[DATA FOR THIS TASK]

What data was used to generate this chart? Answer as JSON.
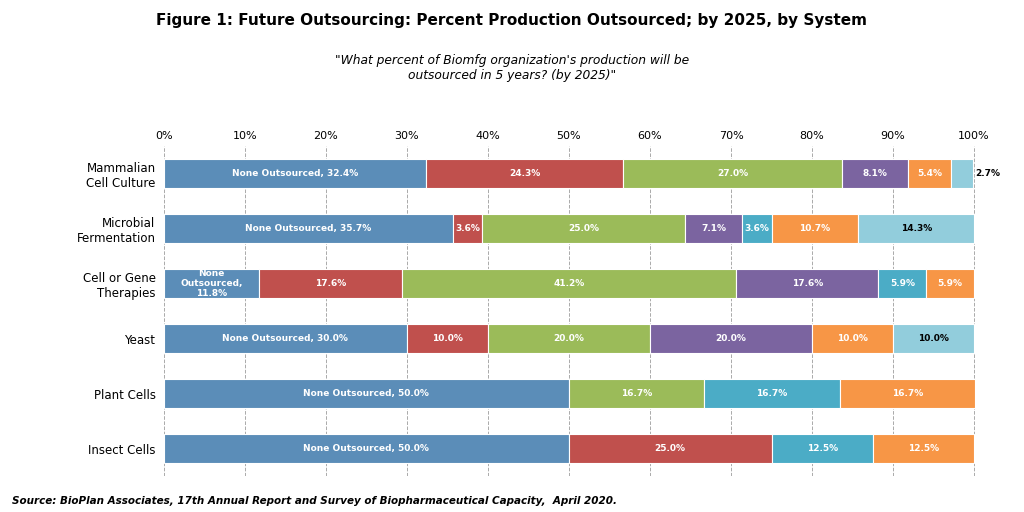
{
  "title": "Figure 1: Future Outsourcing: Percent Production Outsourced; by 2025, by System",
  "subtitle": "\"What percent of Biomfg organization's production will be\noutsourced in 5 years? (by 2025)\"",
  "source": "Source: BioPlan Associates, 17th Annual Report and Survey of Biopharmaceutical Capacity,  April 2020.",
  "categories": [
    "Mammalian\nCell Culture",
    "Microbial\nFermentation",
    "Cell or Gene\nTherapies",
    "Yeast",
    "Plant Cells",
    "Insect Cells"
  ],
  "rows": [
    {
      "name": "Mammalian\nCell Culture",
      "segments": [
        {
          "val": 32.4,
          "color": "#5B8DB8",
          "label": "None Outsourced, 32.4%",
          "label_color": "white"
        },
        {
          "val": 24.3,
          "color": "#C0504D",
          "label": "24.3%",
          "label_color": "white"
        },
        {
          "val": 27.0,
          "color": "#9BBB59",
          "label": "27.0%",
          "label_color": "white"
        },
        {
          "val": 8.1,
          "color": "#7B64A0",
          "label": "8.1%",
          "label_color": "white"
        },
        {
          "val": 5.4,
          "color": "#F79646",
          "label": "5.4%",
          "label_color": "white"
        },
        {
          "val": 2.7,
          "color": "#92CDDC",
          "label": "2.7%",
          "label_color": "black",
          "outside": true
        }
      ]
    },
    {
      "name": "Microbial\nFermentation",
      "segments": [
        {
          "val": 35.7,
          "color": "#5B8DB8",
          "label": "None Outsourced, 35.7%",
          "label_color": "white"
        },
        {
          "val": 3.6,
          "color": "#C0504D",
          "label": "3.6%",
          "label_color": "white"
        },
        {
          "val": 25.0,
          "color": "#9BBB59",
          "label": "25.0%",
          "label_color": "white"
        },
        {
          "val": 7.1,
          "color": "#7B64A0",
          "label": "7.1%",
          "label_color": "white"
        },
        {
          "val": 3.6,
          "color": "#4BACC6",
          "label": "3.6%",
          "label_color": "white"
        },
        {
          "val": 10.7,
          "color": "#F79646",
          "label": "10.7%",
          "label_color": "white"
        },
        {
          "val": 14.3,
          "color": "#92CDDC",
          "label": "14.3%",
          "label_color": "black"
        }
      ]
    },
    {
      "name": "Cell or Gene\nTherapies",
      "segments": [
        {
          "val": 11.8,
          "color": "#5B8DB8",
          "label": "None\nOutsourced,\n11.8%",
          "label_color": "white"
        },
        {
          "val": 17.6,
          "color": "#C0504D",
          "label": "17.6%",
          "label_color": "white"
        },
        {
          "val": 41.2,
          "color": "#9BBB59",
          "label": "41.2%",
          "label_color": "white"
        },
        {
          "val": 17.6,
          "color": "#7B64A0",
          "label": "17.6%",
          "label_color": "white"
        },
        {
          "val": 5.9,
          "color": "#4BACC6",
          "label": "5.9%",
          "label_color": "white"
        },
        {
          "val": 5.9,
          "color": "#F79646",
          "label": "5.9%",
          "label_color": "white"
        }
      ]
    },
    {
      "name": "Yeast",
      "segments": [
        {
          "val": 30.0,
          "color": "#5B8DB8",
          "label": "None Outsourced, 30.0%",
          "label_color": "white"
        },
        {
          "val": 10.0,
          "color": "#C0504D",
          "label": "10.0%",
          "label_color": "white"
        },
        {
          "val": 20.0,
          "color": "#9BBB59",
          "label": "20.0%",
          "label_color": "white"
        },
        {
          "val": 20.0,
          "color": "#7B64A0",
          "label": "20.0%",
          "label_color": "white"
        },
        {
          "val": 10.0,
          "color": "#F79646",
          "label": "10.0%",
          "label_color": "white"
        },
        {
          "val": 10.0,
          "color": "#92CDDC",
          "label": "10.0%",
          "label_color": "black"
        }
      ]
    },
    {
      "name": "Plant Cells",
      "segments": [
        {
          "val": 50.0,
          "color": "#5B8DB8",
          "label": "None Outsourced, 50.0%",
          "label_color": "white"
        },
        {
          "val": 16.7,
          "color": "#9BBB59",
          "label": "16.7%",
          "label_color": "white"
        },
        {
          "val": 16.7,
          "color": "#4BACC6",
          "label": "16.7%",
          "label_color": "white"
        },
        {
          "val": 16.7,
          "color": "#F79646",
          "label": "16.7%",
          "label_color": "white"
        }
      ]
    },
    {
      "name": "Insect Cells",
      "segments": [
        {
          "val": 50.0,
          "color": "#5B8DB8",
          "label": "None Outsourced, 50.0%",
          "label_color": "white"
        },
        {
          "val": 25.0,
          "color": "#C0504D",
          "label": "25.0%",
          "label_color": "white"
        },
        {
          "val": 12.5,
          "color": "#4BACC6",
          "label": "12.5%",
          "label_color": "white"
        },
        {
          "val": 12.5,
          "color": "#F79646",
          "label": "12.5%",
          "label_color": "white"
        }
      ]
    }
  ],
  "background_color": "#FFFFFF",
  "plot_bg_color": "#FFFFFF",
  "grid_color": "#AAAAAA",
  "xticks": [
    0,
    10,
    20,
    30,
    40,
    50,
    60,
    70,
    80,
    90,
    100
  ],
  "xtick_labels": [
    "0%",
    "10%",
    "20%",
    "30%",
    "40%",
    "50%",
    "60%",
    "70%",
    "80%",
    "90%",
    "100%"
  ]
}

[/DATA FOR THIS TASK]

Within the entries above, work out the number of lines that include the string "None" and give only that.

#### TASK RESULT
6